PROBLEM TO WORK ON ▸
The listing beneath should be written out in full, exactly as shown.

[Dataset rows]
* * * *

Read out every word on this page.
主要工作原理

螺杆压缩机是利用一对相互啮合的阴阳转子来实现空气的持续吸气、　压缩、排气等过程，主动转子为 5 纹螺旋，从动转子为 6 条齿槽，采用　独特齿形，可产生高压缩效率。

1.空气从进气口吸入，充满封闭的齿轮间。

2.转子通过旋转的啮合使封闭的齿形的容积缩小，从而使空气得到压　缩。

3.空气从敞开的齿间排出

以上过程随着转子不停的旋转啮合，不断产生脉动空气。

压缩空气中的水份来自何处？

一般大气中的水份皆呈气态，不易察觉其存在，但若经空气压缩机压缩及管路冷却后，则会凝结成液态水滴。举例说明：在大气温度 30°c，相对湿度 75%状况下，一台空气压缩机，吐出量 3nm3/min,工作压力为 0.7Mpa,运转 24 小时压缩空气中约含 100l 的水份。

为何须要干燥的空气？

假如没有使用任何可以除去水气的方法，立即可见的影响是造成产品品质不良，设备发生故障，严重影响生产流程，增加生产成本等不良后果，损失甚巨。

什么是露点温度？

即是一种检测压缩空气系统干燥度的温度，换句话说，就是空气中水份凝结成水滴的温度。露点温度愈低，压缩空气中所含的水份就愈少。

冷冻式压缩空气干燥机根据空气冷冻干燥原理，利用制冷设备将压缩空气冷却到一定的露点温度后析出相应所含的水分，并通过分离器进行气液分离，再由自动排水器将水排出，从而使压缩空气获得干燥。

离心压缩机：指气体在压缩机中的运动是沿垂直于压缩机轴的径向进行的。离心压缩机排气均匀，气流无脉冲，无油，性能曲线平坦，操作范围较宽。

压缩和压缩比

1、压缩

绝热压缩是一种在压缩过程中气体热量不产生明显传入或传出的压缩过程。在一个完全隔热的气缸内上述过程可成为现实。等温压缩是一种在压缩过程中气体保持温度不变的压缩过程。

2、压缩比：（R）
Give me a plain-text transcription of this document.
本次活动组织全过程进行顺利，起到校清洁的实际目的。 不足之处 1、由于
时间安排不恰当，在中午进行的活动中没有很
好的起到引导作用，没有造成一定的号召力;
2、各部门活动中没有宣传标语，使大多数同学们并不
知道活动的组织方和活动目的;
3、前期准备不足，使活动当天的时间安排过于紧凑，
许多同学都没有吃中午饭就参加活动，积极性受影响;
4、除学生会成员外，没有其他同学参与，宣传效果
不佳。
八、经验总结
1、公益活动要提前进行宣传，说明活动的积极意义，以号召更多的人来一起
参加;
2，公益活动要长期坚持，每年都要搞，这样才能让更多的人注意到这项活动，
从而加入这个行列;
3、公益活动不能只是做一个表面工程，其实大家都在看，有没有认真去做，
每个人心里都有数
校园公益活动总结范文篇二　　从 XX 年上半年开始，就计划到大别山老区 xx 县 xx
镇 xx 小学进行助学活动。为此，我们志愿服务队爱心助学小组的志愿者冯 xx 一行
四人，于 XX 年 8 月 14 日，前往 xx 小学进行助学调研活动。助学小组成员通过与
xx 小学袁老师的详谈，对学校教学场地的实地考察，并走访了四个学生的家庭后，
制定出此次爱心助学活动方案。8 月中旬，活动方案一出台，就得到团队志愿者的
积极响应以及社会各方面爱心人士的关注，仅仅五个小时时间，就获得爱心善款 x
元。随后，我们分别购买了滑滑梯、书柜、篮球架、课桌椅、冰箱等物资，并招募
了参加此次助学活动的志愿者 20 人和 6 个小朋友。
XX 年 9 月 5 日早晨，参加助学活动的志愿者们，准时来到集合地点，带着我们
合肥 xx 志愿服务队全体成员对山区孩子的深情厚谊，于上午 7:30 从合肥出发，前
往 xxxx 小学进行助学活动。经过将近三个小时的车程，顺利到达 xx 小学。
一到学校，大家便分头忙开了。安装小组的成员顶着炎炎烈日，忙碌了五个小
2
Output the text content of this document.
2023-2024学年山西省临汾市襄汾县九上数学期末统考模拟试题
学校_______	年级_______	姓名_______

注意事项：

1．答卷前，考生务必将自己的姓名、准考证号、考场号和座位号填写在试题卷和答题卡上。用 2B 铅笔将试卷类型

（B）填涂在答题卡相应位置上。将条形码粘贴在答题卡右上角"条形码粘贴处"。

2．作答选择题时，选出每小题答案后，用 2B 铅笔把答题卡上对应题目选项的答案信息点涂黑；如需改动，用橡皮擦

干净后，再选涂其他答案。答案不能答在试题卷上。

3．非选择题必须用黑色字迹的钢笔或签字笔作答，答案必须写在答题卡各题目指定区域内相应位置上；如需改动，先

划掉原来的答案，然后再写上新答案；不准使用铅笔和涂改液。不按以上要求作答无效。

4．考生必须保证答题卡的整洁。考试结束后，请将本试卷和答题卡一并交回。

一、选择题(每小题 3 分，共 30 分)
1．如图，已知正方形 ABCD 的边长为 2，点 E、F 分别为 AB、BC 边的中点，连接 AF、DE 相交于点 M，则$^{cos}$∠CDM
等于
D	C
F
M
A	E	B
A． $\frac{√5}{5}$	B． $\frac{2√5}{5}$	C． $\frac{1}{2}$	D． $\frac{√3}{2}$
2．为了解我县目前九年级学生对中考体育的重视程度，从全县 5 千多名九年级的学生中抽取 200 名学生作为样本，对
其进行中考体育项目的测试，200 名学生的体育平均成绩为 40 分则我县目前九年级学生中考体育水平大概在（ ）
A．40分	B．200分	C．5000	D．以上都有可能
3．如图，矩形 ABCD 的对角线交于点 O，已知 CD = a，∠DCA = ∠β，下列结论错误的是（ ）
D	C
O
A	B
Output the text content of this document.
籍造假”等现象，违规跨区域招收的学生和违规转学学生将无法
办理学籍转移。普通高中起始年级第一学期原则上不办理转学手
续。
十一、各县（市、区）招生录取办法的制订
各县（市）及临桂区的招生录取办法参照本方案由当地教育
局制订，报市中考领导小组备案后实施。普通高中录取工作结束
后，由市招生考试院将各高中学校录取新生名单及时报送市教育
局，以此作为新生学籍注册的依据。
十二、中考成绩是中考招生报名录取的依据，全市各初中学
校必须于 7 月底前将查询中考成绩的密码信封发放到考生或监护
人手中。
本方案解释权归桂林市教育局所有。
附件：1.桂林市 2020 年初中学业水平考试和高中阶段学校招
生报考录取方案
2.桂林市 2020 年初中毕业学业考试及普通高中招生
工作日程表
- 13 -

* * * *

IN RESPONSE ▸
Read out every word on this page.
主要工作原理

螺杆压缩机是利用一对相互啮合的阴阳转子来实现空气的持续吸气、　压缩、排气等过程，主动转子为 5 纹螺旋，从动转子为 6 条齿槽，采用　独特齿形，可产生高压缩效率。

1.空气从进气口吸入，充满封闭的齿轮间。

2.转子通过旋转的啮合使封闭的齿形的容积缩小，从而使空气得到压　缩。

3.空气从敞开的齿间排出

以上过程随着转子不停的旋转啮合，不断产生脉动空气。

压缩空气中的水份来自何处？

一般大气中的水份皆呈气态，不易察觉其存在，但若经空气压缩机压缩及管路冷却后，则会凝结成液态水滴。举例说明：在大气温度 30°c，相对湿度 75%状况下，一台空气压缩机，吐出量 3nm3/min,工作压力为 0.7Mpa,运转 24 小时压缩空气中约含 100l 的水份。

为何须要干燥的空气？

假如没有使用任何可以除去水气的方法，立即可见的影响是造成产品品质不良，设备发生故障，严重影响生产流程，增加生产成本等不良后果，损失甚巨。

什么是露点温度？

即是一种检测压缩空气系统干燥度的温度，换句话说，就是空气中水份凝结成水滴的温度。露点温度愈低，压缩空气中所含的水份就愈少。

冷冻式压缩空气干燥机根据空气冷冻干燥原理，利用制冷设备将压缩空气冷却到一定的露点温度后析出相应所含的水分，并通过分离器进行气液分离，再由自动排水器将水排出，从而使压缩空气获得干燥。

离心压缩机：指气体在压缩机中的运动是沿垂直于压缩机轴的径向进行的。离心压缩机排气均匀，气流无脉冲，无油，性能曲线平坦，操作范围较宽。

压缩和压缩比

1、压缩

绝热压缩是一种在压缩过程中气体热量不产生明显传入或传出的压缩过程。在一个完全隔热的气缸内上述过程可成为现实。等温压缩是一种在压缩过程中气体保持温度不变的压缩过程。

2、压缩比：（R）
Give me a plain-text transcription of this document.
本次活动组织全过程进行顺利，起到校清洁的实际目的。 不足之处 1、由于
时间安排不恰当，在中午进行的活动中没有很
好的起到引导作用，没有造成一定的号召力;
2、各部门活动中没有宣传标语，使大多数同学们并不
知道活动的组织方和活动目的;
3、前期准备不足，使活动当天的时间安排过于紧凑，
许多同学都没有吃中午饭就参加活动，积极性受影响;
4、除学生会成员外，没有其他同学参与，宣传效果
不佳。
八、经验总结
1、公益活动要提前进行宣传，说明活动的积极意义，以号召更多的人来一起
参加;
2，公益活动要长期坚持，每年都要搞，这样才能让更多的人注意到这项活动，
从而加入这个行列;
3、公益活动不能只是做一个表面工程，其实大家都在看，有没有认真去做，
每个人心里都有数
校园公益活动总结范文篇二　　从 XX 年上半年开始，就计划到大别山老区 xx 县 xx
镇 xx 小学进行助学活动。为此，我们志愿服务队爱心助学小组的志愿者冯 xx 一行
四人，于 XX 年 8 月 14 日，前往 xx 小学进行助学调研活动。助学小组成员通过与
xx 小学袁老师的详谈，对学校教学场地的实地考察，并走访了四个学生的家庭后，
制定出此次爱心助学活动方案。8 月中旬，活动方案一出台，就得到团队志愿者的
积极响应以及社会各方面爱心人士的关注，仅仅五个小时时间，就获得爱心善款 x
元。随后，我们分别购买了滑滑梯、书柜、篮球架、课桌椅、冰箱等物资，并招募
了参加此次助学活动的志愿者 20 人和 6 个小朋友。
XX 年 9 月 5 日早晨，参加助学活动的志愿者们，准时来到集合地点，带着我们
合肥 xx 志愿服务队全体成员对山区孩子的深情厚谊，于上午 7:30 从合肥出发，前
往 xxxx 小学进行助学活动。经过将近三个小时的车程，顺利到达 xx 小学。
一到学校，大家便分头忙开了。安装小组的成员顶着炎炎烈日，忙碌了五个小
2
Output the text content of this document.
2023-2024学年山西省临汾市襄汾县九上数学期末统考模拟试题
学校_______	年级_______	姓名_______

注意事项：

1．答卷前，考生务必将自己的姓名、准考证号、考场号和座位号填写在试题卷和答题卡上。用 2B 铅笔将试卷类型

（B）填涂在答题卡相应位置上。将条形码粘贴在答题卡右上角"条形码粘贴处"。

2．作答选择题时，选出每小题答案后，用 2B 铅笔把答题卡上对应题目选项的答案信息点涂黑；如需改动，用橡皮擦

干净后，再选涂其他答案。答案不能答在试题卷上。

3．非选择题必须用黑色字迹的钢笔或签字笔作答，答案必须写在答题卡各题目指定区域内相应位置上；如需改动，先

划掉原来的答案，然后再写上新答案；不准使用铅笔和涂改液。不按以上要求作答无效。

4．考生必须保证答题卡的整洁。考试结束后，请将本试卷和答题卡一并交回。

一、选择题(每小题 3 分，共 30 分)
1．如图，已知正方形 ABCD 的边长为 2，点 E、F 分别为 AB、BC 边的中点，连接 AF、DE 相交于点 M，则$^{cos}$∠CDM
等于
D	C
F
M
A	E	B
A． $\frac{√5}{5}$	B． $\frac{2√5}{5}$	C． $\frac{1}{2}$	D． $\frac{√3}{2}$
2．为了解我县目前九年级学生对中考体育的重视程度，从全县 5 千多名九年级的学生中抽取 200 名学生作为样本，对
其进行中考体育项目的测试，200 名学生的体育平均成绩为 40 分则我县目前九年级学生中考体育水平大概在（ ）
A．40分	B．200分	C．5000	D．以上都有可能
3．如图，矩形 ABCD 的对角线交于点 O，已知 CD = a，∠DCA = ∠β，下列结论错误的是（ ）
D	C
O
A	B
Output the text content of this document.
籍造假”等现象，违规跨区域招收的学生和违规转学学生将无法
办理学籍转移。普通高中起始年级第一学期原则上不办理转学手
续。
十一、各县（市、区）招生录取办法的制订
各县（市）及临桂区的招生录取办法参照本方案由当地教育
局制订，报市中考领导小组备案后实施。普通高中录取工作结束
后，由市招生考试院将各高中学校录取新生名单及时报送市教育
局，以此作为新生学籍注册的依据。
十二、中考成绩是中考招生报名录取的依据，全市各初中学
校必须于 7 月底前将查询中考成绩的密码信封发放到考生或监护
人手中。
本方案解释权归桂林市教育局所有。
附件：1.桂林市 2020 年初中学业水平考试和高中阶段学校招
生报考录取方案
2.桂林市 2020 年初中毕业学业考试及普通高中招生
工作日程表
- 13 -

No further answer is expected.